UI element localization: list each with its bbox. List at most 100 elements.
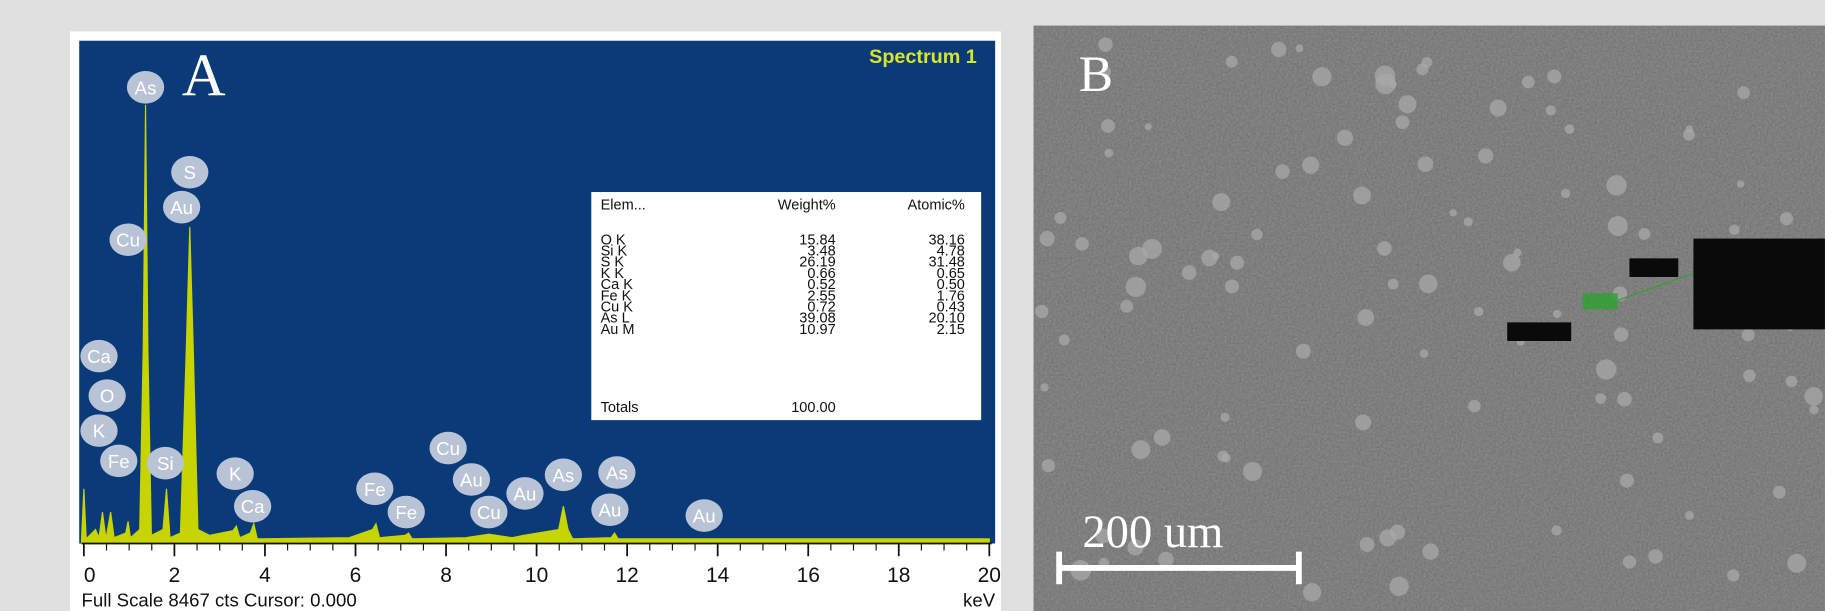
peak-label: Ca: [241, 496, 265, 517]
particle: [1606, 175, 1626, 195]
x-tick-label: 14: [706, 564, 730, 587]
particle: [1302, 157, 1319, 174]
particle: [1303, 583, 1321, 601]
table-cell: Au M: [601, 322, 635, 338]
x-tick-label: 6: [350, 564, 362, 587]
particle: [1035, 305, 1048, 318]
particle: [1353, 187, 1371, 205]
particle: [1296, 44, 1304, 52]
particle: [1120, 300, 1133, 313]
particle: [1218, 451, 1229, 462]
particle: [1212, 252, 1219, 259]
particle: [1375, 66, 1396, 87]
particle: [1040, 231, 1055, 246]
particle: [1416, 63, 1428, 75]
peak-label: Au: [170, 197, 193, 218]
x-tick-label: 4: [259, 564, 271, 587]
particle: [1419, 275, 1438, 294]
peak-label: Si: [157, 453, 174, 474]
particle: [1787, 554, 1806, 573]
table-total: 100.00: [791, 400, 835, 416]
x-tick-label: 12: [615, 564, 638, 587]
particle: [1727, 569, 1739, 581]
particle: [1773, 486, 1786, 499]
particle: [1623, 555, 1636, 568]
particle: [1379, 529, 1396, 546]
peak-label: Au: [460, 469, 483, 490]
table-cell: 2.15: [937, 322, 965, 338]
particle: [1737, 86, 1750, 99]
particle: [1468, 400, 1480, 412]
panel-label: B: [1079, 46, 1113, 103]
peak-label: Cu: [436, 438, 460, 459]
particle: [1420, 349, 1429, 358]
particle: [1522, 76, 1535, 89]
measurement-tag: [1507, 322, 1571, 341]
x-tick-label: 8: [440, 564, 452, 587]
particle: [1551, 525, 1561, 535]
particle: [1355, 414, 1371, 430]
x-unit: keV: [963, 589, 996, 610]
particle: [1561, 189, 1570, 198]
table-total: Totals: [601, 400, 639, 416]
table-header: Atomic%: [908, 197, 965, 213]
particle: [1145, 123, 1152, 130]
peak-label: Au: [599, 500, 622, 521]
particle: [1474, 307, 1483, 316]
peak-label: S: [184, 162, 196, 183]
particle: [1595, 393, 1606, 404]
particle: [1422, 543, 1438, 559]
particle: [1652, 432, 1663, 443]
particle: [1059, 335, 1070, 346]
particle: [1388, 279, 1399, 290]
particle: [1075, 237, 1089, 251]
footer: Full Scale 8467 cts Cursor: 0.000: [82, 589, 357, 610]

****

What to do
Recast all of the lines above as a numbered list, skipping any blank lines and leaving the pictures out.

Exercise response
1. UI element localization: list each with its bbox. List at most 100 elements.
2. peak-label: Ca: [241, 496, 265, 517]
3. particle: [1606, 175, 1626, 195]
4. x-tick-label: 14: [706, 564, 730, 587]
5. particle: [1302, 157, 1319, 174]
6. particle: [1303, 583, 1321, 601]
7. table-cell: Au M: [601, 322, 635, 338]
8. x-tick-label: 6: [350, 564, 362, 587]
9. particle: [1035, 305, 1048, 318]
10. particle: [1353, 187, 1371, 205]
11. particle: [1296, 44, 1304, 52]
12. particle: [1120, 300, 1133, 313]
13. particle: [1218, 451, 1229, 462]
14. particle: [1212, 252, 1219, 259]
15. particle: [1375, 66, 1396, 87]
16. particle: [1040, 231, 1055, 246]
17. particle: [1416, 63, 1428, 75]
18. peak-label: Au: [170, 197, 193, 218]
19. x-tick-label: 4: [259, 564, 271, 587]
20. particle: [1419, 275, 1438, 294]
21. peak-label: Si: [157, 453, 174, 474]
22. particle: [1787, 554, 1806, 573]
23. table-total: 100.00: [791, 400, 835, 416]
24. x-tick-label: 12: [615, 564, 638, 587]
25. particle: [1727, 569, 1739, 581]
26. particle: [1773, 486, 1786, 499]
27. particle: [1623, 555, 1636, 568]
28. particle: [1379, 529, 1396, 546]
29. peak-label: Au: [460, 469, 483, 490]
30. table-cell: 2.15: [937, 322, 965, 338]
31. particle: [1737, 86, 1750, 99]
32. particle: [1468, 400, 1480, 412]
33. panel-label: B: [1079, 46, 1113, 103]
34. peak-label: Cu: [436, 438, 460, 459]
35. particle: [1420, 349, 1429, 358]
36. particle: [1522, 76, 1535, 89]
37. measurement-tag: [1507, 322, 1571, 341]
38. x-tick-label: 8: [440, 564, 452, 587]
39. particle: [1551, 525, 1561, 535]
40. particle: [1355, 414, 1371, 430]
41. x-unit: keV: [963, 589, 996, 610]
42. particle: [1561, 189, 1570, 198]
43. table-total: Totals: [601, 400, 639, 416]
44. table-header: Atomic%: [908, 197, 965, 213]
45. particle: [1145, 123, 1152, 130]
46. peak-label: Au: [599, 500, 622, 521]
47. particle: [1474, 307, 1483, 316]
48. peak-label: S: [184, 162, 196, 183]
49. particle: [1595, 393, 1606, 404]
50. particle: [1422, 543, 1438, 559]
51. particle: [1652, 432, 1663, 443]
52. particle: [1059, 335, 1070, 346]
53. particle: [1388, 279, 1399, 290]
54. particle: [1075, 237, 1089, 251]
55. footer: Full Scale 8467 cts Cursor: 0.000: [82, 589, 357, 610]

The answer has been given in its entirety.